### Entries taken from a collection
------------------------------------------------------------

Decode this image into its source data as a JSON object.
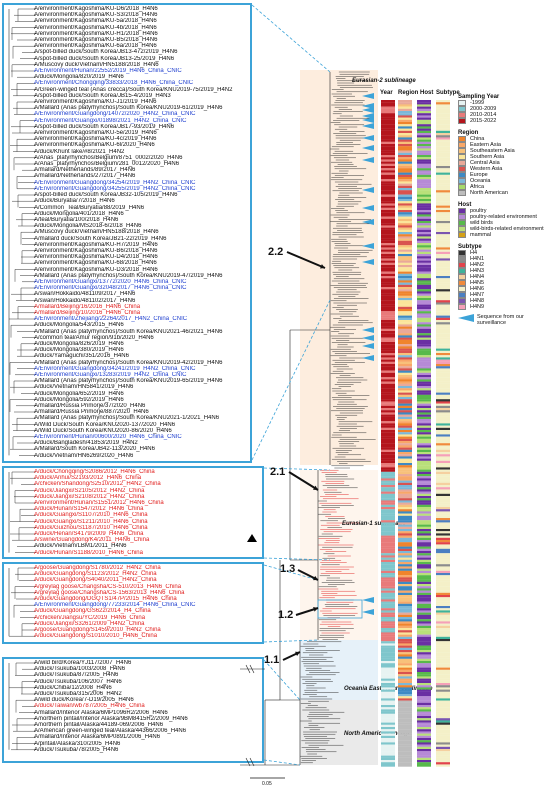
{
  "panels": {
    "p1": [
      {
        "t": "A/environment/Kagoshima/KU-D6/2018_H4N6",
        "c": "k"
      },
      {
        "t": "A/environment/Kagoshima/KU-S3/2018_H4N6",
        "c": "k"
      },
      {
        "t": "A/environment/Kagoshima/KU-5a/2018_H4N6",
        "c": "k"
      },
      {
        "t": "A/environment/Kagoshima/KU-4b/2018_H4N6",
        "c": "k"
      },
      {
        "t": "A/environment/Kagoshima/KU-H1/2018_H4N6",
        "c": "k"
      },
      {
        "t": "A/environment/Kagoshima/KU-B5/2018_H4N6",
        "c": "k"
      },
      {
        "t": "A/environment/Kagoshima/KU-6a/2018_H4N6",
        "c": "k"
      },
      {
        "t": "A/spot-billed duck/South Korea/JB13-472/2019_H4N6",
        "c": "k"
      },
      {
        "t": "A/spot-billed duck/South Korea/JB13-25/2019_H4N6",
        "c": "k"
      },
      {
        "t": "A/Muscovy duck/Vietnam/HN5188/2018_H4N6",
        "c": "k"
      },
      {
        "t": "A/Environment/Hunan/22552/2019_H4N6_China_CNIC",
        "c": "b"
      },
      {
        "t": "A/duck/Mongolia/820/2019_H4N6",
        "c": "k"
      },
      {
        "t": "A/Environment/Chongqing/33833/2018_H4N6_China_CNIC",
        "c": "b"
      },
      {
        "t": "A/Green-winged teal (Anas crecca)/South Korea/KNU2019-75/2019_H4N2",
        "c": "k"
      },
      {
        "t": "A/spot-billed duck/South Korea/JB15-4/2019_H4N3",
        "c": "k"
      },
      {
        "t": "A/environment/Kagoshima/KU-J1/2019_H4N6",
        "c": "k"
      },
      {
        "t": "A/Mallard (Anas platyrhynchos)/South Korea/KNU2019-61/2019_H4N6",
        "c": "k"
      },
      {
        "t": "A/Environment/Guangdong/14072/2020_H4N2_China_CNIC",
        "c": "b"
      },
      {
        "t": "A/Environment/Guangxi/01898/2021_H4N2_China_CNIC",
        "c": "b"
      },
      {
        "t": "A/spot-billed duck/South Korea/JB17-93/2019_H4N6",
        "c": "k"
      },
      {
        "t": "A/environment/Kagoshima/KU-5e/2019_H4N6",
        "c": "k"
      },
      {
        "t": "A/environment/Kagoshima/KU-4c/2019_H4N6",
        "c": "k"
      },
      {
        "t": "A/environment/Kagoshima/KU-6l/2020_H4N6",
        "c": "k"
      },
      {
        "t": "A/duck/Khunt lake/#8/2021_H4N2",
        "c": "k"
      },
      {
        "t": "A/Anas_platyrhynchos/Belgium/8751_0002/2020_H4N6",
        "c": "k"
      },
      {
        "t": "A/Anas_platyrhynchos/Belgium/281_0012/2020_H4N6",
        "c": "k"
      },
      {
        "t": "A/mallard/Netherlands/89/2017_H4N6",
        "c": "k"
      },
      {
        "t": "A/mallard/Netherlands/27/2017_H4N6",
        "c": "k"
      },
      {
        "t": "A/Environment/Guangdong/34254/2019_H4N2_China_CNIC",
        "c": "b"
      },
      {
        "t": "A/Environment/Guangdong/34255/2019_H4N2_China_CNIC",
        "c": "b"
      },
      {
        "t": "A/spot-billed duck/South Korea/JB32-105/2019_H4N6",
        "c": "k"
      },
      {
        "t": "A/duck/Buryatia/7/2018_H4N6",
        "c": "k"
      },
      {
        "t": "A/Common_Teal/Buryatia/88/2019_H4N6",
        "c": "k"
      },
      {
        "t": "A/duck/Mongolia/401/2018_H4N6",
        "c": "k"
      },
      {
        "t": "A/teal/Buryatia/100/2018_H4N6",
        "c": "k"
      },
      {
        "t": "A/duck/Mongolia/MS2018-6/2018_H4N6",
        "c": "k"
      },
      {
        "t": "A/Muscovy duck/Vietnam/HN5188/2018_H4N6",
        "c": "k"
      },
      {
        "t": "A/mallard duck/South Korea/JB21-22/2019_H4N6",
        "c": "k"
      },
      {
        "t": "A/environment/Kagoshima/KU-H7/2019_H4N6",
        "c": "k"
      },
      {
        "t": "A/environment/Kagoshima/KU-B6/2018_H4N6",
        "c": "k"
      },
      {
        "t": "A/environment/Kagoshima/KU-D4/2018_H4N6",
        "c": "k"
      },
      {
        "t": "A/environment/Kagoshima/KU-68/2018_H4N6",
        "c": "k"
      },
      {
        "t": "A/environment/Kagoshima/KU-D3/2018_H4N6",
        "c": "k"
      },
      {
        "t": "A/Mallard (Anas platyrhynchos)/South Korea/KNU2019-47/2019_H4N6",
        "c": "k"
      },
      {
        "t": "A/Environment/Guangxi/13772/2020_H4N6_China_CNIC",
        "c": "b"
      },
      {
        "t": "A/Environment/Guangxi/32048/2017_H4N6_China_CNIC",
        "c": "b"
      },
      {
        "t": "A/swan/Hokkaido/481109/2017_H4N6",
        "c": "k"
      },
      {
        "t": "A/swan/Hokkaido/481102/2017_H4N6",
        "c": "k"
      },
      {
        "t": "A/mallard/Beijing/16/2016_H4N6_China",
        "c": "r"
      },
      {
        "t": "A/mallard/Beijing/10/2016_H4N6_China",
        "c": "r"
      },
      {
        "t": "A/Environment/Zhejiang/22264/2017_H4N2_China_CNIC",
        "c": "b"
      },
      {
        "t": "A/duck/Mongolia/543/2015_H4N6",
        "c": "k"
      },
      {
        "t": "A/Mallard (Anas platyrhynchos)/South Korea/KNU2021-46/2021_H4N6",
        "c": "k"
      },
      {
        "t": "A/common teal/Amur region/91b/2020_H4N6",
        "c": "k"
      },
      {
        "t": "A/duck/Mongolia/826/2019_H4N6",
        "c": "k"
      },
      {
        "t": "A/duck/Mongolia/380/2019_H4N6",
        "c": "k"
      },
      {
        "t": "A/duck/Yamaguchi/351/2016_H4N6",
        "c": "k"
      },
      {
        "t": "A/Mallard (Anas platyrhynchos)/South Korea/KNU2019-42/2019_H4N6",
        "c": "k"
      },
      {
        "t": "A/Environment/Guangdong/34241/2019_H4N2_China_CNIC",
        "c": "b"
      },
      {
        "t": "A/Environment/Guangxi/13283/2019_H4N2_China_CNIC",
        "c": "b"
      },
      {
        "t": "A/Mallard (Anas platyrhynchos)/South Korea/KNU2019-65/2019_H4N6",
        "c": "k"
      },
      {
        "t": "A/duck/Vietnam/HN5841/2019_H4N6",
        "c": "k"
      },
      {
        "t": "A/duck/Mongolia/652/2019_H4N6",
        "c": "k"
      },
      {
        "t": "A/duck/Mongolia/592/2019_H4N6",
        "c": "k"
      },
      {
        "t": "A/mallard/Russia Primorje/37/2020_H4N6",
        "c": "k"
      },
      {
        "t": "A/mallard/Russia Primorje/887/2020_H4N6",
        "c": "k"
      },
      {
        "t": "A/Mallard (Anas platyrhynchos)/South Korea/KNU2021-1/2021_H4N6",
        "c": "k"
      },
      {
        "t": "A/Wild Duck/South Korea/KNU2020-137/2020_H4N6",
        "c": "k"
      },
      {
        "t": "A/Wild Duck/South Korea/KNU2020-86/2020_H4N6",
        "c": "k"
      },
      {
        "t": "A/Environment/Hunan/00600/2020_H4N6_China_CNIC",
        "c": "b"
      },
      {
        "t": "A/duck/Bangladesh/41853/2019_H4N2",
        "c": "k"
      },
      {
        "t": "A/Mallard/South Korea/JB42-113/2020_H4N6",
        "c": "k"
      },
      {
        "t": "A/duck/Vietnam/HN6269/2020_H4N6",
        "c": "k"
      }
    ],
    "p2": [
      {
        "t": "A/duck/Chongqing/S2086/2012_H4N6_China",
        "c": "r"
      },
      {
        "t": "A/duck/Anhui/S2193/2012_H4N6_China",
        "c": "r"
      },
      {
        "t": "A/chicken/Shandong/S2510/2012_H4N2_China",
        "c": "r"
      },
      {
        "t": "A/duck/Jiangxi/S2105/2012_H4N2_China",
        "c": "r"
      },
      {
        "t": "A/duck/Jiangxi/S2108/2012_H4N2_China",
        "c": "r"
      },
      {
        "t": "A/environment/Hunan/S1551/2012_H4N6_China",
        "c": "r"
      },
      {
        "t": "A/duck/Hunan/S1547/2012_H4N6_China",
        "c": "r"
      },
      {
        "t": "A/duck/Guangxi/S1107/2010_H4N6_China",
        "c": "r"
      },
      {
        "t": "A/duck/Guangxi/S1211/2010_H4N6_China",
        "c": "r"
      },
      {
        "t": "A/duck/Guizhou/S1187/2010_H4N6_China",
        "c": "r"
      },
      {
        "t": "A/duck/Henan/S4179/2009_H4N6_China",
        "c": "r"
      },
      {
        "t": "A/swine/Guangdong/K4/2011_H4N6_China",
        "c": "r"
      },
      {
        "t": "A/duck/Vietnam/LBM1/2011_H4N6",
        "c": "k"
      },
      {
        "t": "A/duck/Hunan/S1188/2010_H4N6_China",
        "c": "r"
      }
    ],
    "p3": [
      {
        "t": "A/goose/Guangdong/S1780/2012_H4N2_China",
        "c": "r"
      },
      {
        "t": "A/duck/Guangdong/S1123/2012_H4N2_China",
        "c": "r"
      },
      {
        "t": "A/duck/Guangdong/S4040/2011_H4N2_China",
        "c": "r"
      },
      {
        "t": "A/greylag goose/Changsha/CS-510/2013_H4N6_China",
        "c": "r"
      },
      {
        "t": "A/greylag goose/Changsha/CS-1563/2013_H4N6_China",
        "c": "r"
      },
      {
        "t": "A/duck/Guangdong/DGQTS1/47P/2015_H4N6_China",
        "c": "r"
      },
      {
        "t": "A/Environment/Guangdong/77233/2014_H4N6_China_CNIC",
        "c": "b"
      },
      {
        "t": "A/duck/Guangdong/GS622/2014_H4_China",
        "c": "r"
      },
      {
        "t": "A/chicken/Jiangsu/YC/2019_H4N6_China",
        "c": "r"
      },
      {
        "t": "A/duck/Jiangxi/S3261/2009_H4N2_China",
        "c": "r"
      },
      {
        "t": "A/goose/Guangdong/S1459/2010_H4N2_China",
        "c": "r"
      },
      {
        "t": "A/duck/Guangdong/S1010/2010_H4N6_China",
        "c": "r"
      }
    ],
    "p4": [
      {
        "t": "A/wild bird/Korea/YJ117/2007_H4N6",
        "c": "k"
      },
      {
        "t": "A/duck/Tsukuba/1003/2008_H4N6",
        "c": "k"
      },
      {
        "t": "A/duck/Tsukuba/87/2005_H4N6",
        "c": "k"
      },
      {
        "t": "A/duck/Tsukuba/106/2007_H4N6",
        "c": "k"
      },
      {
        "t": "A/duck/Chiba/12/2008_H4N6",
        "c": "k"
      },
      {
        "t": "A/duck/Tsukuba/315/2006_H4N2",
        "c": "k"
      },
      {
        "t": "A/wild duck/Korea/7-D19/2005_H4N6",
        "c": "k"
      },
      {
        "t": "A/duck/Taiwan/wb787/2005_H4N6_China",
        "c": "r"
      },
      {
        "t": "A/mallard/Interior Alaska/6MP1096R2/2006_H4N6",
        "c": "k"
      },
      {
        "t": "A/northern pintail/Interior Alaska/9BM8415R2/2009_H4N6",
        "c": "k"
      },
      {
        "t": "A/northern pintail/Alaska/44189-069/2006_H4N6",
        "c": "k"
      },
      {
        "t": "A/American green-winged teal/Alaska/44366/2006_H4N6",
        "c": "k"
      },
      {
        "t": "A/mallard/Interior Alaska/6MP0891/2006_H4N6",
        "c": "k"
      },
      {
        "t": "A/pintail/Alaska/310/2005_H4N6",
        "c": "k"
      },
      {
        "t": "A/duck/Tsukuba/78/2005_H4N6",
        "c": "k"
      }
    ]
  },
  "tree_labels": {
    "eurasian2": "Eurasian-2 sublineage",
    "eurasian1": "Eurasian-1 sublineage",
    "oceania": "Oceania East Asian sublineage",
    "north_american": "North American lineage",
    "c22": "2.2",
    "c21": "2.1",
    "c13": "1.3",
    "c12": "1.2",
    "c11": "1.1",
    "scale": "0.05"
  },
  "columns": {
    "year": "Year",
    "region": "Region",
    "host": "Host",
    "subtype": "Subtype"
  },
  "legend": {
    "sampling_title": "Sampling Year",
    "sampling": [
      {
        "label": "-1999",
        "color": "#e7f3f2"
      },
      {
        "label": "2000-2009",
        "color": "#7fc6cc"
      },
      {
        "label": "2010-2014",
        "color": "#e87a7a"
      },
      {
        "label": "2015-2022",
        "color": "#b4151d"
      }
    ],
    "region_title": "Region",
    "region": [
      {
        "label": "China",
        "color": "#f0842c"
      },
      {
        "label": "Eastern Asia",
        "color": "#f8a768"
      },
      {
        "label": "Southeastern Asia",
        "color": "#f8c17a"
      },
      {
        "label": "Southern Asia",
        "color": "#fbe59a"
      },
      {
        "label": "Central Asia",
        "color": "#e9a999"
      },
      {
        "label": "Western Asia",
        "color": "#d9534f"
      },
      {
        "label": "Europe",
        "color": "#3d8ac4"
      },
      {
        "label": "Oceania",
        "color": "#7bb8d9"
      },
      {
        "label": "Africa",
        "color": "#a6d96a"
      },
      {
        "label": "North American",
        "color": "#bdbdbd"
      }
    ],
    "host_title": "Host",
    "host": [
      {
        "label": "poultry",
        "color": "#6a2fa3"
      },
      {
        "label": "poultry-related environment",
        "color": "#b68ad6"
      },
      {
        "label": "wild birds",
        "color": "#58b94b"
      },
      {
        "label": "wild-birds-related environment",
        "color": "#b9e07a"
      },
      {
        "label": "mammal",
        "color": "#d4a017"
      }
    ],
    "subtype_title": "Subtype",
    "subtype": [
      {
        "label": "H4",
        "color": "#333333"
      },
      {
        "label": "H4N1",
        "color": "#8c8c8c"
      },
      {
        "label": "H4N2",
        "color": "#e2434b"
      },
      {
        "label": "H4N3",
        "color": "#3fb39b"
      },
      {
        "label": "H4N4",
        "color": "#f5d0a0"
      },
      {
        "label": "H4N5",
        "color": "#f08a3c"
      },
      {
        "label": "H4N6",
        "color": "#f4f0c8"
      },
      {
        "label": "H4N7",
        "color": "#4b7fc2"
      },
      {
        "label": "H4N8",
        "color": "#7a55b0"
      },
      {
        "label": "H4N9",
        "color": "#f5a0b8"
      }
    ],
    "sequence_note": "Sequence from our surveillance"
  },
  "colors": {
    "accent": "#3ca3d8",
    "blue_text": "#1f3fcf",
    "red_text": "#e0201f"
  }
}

------------------------------------------------------------

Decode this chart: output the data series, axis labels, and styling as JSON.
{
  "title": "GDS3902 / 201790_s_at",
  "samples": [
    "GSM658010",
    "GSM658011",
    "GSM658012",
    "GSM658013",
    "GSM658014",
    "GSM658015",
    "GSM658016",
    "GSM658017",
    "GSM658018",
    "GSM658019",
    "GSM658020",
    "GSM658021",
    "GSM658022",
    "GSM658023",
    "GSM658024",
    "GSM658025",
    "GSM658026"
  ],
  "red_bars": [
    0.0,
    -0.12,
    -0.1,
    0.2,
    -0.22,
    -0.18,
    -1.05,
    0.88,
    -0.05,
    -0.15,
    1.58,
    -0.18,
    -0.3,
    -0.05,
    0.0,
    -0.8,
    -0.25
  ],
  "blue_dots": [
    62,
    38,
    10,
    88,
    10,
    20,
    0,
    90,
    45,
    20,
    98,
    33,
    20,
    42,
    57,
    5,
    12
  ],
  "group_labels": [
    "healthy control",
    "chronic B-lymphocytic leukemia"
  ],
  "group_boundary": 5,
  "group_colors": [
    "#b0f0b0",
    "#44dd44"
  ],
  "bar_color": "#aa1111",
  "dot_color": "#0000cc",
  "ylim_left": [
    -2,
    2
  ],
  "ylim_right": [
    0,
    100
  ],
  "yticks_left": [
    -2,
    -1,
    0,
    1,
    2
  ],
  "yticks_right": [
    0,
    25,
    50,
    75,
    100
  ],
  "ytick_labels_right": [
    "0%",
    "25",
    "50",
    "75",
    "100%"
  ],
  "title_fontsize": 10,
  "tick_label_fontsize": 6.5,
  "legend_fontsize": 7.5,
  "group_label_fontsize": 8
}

------------------------------------------------------------

### TO DO
What is the number of lines in the data above that include the word "Interior"? Answer with that number only.

### SOLUTION TO THE PROBLEM
3